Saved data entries
● ● ● ● ● ● ●

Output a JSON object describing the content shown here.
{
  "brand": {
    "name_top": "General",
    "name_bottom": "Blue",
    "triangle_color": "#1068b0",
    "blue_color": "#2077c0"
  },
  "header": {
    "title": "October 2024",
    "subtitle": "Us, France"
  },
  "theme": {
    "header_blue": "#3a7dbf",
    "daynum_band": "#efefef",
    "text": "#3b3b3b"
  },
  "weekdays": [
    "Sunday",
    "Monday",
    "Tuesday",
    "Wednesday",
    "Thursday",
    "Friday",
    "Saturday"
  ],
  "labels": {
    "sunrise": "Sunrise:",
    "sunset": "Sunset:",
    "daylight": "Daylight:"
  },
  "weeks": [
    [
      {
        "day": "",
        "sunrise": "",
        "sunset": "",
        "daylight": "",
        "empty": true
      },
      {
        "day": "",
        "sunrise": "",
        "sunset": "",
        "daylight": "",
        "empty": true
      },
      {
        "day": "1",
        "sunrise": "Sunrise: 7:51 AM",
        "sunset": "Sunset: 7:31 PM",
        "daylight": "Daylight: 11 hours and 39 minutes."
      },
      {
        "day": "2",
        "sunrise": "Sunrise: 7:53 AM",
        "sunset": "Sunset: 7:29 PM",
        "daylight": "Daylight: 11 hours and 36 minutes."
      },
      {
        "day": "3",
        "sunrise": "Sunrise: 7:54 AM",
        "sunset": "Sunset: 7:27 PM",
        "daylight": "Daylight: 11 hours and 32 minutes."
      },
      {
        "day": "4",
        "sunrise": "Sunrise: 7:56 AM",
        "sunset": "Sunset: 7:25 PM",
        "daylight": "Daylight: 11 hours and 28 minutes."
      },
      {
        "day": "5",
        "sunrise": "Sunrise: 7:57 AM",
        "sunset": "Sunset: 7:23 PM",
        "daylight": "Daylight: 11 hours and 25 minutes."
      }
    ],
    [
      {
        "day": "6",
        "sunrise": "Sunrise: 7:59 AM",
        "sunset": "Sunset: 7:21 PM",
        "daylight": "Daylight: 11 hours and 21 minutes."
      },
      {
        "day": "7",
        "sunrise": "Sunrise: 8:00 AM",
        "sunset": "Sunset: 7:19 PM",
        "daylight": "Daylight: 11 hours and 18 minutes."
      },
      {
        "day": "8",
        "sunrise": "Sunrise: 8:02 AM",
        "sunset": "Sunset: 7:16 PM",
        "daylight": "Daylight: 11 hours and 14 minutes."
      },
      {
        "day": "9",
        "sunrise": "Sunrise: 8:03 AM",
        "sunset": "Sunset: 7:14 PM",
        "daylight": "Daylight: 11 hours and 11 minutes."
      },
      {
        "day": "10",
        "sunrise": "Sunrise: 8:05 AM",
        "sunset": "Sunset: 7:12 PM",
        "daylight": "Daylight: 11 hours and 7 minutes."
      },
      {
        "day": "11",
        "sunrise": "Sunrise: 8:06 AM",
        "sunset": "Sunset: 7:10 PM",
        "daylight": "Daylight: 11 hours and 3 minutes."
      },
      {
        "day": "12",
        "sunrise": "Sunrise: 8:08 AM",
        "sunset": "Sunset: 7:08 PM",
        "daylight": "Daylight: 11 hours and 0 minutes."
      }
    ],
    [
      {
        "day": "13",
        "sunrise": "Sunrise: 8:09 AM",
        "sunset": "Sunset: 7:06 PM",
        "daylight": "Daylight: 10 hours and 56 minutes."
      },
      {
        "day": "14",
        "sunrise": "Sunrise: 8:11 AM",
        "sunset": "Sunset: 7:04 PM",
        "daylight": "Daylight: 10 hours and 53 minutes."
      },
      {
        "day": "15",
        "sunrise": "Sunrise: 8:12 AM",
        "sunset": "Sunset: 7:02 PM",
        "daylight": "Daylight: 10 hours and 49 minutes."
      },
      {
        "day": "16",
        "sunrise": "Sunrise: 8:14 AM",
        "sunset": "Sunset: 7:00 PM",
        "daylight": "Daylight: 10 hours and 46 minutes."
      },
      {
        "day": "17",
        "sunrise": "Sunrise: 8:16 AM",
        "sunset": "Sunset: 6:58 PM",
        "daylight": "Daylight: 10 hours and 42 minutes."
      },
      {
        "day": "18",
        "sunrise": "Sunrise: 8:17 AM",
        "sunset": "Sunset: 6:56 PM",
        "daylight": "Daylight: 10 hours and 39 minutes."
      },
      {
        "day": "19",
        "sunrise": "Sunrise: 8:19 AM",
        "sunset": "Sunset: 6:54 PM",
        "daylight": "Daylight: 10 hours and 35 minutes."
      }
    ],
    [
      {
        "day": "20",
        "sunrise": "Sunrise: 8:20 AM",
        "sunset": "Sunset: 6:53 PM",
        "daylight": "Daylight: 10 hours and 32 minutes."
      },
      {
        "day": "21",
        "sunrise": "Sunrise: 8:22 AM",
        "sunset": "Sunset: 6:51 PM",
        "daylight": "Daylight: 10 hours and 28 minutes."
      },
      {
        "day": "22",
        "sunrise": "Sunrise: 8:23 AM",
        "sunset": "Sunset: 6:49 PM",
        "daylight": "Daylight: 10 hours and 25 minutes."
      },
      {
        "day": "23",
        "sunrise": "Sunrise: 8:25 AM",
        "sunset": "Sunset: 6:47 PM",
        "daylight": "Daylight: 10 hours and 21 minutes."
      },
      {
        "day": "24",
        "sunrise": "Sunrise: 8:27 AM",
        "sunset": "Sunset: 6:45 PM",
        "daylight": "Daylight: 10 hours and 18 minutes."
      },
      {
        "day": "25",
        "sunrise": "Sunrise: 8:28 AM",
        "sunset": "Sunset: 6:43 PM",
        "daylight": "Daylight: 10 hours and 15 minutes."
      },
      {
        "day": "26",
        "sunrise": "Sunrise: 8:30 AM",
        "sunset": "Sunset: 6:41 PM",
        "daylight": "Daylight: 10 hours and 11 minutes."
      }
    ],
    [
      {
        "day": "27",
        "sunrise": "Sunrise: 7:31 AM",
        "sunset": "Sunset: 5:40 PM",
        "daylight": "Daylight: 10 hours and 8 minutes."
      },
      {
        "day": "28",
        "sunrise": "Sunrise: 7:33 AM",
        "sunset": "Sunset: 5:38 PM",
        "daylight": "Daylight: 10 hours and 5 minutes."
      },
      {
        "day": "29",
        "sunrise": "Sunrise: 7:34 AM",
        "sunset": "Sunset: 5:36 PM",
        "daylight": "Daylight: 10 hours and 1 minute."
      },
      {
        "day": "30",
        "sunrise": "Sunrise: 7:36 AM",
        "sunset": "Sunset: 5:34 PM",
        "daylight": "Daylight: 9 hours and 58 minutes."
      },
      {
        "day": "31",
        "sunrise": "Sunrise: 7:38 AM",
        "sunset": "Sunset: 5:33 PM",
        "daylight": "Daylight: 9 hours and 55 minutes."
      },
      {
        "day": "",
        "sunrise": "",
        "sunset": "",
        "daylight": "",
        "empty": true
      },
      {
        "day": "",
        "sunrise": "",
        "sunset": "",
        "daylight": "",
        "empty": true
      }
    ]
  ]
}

● ● ● ● ● ● ●

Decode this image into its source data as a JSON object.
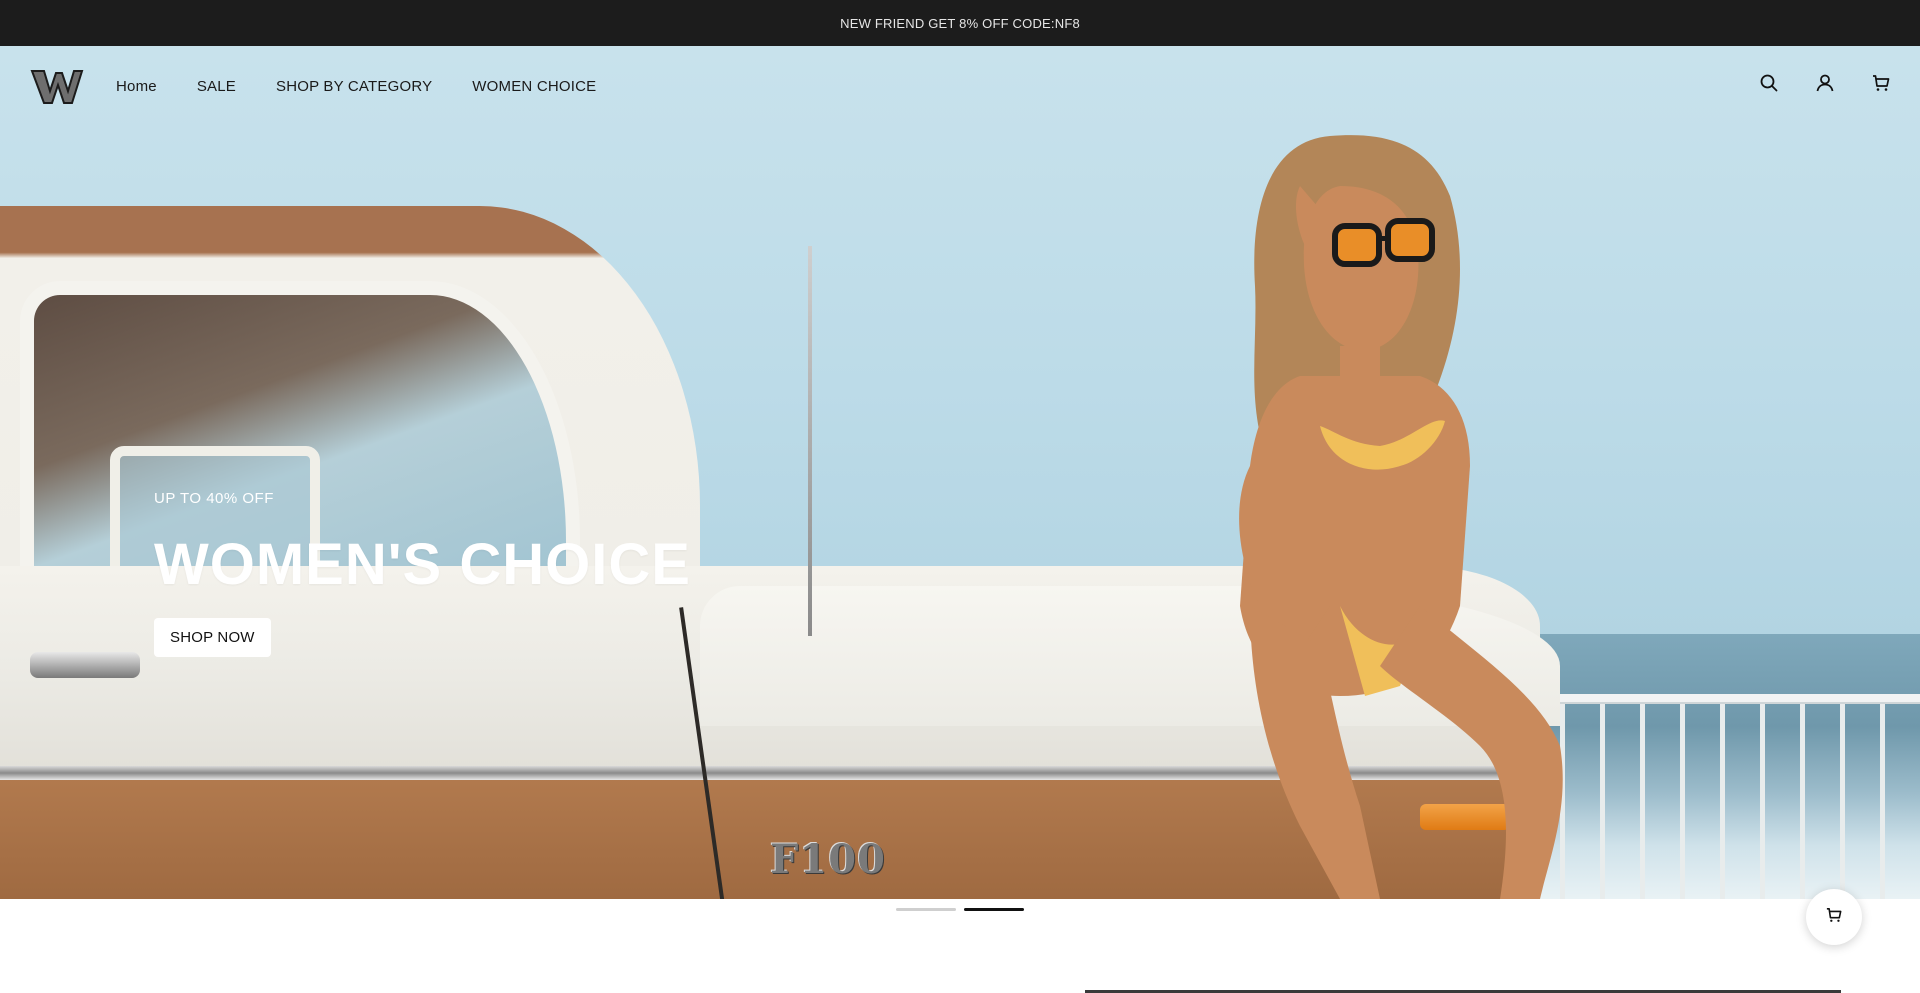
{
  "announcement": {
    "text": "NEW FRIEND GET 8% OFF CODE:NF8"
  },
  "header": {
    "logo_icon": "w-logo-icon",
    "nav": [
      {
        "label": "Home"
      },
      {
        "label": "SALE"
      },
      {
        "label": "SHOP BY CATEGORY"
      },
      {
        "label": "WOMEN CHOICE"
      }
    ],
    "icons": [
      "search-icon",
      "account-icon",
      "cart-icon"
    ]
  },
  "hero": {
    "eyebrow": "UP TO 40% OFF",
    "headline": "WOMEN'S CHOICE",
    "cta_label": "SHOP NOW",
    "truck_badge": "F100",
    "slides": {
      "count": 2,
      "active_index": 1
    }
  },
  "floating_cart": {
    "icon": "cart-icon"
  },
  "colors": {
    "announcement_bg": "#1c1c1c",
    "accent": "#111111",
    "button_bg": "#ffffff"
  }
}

● ● ● ● ● ● ●

## [TASK INSTRUCTIONS]
Extract every line containing the string "CHOICE" from the data above.

## [EXERCISE RESPONSE]
        "label": "WOMEN CHOICE"
    "headline": "WOMEN'S CHOICE",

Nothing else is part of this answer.